[start of RECORD SET]
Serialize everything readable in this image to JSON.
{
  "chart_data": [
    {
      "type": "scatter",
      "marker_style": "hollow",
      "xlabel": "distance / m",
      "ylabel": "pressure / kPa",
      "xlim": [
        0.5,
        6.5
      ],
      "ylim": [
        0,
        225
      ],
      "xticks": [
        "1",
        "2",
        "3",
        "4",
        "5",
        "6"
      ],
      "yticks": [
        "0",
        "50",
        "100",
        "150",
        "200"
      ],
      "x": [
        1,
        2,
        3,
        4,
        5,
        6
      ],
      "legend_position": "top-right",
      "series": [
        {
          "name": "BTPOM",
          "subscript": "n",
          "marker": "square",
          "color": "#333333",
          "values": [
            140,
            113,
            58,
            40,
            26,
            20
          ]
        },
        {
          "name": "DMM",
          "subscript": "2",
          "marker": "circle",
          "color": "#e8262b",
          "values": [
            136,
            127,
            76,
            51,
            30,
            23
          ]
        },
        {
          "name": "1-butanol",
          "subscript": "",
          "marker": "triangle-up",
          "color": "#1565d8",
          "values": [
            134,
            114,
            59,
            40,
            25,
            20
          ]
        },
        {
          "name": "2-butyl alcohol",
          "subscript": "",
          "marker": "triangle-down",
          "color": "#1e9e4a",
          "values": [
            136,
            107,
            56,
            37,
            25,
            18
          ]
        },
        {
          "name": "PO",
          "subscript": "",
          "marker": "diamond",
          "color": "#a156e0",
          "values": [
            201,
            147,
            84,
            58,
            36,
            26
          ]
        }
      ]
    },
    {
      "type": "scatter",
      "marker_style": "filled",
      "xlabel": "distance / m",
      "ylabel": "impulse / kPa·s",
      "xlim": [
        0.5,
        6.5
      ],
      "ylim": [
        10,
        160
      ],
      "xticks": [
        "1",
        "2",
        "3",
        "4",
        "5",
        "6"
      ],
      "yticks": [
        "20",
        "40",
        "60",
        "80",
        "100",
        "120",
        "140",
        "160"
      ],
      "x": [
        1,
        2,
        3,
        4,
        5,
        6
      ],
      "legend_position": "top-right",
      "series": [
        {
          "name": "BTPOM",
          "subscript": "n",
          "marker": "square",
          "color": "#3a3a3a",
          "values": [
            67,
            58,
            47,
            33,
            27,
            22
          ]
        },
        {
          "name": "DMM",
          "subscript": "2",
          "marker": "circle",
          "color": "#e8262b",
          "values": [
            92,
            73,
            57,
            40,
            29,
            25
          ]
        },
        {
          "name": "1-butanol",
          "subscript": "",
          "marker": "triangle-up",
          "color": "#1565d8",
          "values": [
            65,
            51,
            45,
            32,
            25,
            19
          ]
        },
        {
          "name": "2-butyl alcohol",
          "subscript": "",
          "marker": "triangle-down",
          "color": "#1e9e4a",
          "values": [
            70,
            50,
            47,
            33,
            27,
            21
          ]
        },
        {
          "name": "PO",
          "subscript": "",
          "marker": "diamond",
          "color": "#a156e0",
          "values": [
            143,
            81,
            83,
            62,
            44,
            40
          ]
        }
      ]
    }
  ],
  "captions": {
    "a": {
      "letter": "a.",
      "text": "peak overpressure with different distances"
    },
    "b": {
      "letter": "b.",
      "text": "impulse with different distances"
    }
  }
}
[end of RECORD SET]
### REQUIREMENTS
Extract the listing in its entirety and repeat it exactly.

### ANSWER TO THIS TASK
Serialize everything readable in this image to JSON.
{
  "chart_data": [
    {
      "type": "scatter",
      "marker_style": "hollow",
      "xlabel": "distance / m",
      "ylabel": "pressure / kPa",
      "xlim": [
        0.5,
        6.5
      ],
      "ylim": [
        0,
        225
      ],
      "xticks": [
        "1",
        "2",
        "3",
        "4",
        "5",
        "6"
      ],
      "yticks": [
        "0",
        "50",
        "100",
        "150",
        "200"
      ],
      "x": [
        1,
        2,
        3,
        4,
        5,
        6
      ],
      "legend_position": "top-right",
      "series": [
        {
          "name": "BTPOM",
          "subscript": "n",
          "marker": "square",
          "color": "#333333",
          "values": [
            140,
            113,
            58,
            40,
            26,
            20
          ]
        },
        {
          "name": "DMM",
          "subscript": "2",
          "marker": "circle",
          "color": "#e8262b",
          "values": [
            136,
            127,
            76,
            51,
            30,
            23
          ]
        },
        {
          "name": "1-butanol",
          "subscript": "",
          "marker": "triangle-up",
          "color": "#1565d8",
          "values": [
            134,
            114,
            59,
            40,
            25,
            20
          ]
        },
        {
          "name": "2-butyl alcohol",
          "subscript": "",
          "marker": "triangle-down",
          "color": "#1e9e4a",
          "values": [
            136,
            107,
            56,
            37,
            25,
            18
          ]
        },
        {
          "name": "PO",
          "subscript": "",
          "marker": "diamond",
          "color": "#a156e0",
          "values": [
            201,
            147,
            84,
            58,
            36,
            26
          ]
        }
      ]
    },
    {
      "type": "scatter",
      "marker_style": "filled",
      "xlabel": "distance / m",
      "ylabel": "impulse / kPa·s",
      "xlim": [
        0.5,
        6.5
      ],
      "ylim": [
        10,
        160
      ],
      "xticks": [
        "1",
        "2",
        "3",
        "4",
        "5",
        "6"
      ],
      "yticks": [
        "20",
        "40",
        "60",
        "80",
        "100",
        "120",
        "140",
        "160"
      ],
      "x": [
        1,
        2,
        3,
        4,
        5,
        6
      ],
      "legend_position": "top-right",
      "series": [
        {
          "name": "BTPOM",
          "subscript": "n",
          "marker": "square",
          "color": "#3a3a3a",
          "values": [
            67,
            58,
            47,
            33,
            27,
            22
          ]
        },
        {
          "name": "DMM",
          "subscript": "2",
          "marker": "circle",
          "color": "#e8262b",
          "values": [
            92,
            73,
            57,
            40,
            29,
            25
          ]
        },
        {
          "name": "1-butanol",
          "subscript": "",
          "marker": "triangle-up",
          "color": "#1565d8",
          "values": [
            65,
            51,
            45,
            32,
            25,
            19
          ]
        },
        {
          "name": "2-butyl alcohol",
          "subscript": "",
          "marker": "triangle-down",
          "color": "#1e9e4a",
          "values": [
            70,
            50,
            47,
            33,
            27,
            21
          ]
        },
        {
          "name": "PO",
          "subscript": "",
          "marker": "diamond",
          "color": "#a156e0",
          "values": [
            143,
            81,
            83,
            62,
            44,
            40
          ]
        }
      ]
    }
  ],
  "captions": {
    "a": {
      "letter": "a.",
      "text": "peak overpressure with different distances"
    },
    "b": {
      "letter": "b.",
      "text": "impulse with different distances"
    }
  }
}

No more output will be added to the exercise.